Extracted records
□ □ □ □

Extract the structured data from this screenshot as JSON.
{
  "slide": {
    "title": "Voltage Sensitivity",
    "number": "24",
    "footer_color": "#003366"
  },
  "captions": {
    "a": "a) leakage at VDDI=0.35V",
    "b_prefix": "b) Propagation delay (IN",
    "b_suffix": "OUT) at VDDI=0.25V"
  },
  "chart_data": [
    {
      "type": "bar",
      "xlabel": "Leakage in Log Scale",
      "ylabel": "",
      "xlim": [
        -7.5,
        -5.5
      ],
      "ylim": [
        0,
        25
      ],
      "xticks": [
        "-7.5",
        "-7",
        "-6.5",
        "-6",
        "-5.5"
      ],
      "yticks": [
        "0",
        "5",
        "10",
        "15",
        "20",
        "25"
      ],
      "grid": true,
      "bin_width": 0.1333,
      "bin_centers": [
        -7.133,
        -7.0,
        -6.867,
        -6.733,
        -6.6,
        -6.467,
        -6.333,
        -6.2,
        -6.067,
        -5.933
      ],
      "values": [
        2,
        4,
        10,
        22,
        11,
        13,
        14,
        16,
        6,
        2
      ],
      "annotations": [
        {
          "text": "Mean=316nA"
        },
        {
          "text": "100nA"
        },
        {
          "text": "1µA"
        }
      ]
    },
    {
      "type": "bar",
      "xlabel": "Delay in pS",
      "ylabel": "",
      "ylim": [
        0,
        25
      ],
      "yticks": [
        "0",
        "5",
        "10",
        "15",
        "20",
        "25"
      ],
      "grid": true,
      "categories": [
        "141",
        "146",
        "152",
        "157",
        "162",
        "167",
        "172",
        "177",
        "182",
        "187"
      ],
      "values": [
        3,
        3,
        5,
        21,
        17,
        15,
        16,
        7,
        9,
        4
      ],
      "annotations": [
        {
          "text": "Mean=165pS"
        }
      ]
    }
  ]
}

□ □ □ □

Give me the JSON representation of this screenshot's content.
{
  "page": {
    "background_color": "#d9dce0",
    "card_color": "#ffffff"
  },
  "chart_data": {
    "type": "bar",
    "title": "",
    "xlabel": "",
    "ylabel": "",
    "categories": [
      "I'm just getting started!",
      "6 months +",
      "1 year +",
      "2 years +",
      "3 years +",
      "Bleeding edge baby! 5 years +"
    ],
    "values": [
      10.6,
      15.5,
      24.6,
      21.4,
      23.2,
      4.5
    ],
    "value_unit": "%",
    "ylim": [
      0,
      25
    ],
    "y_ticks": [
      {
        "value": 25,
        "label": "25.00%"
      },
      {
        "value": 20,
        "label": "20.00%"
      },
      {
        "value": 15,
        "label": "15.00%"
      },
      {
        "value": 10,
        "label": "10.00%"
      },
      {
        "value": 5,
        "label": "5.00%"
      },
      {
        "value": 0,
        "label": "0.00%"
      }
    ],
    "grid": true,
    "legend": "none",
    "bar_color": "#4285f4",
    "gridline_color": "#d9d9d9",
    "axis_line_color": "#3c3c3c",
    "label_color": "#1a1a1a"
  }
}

□ □ □ □

Each line that has the word "years" counts once. How many such lines are in the data? Give the number alone.

3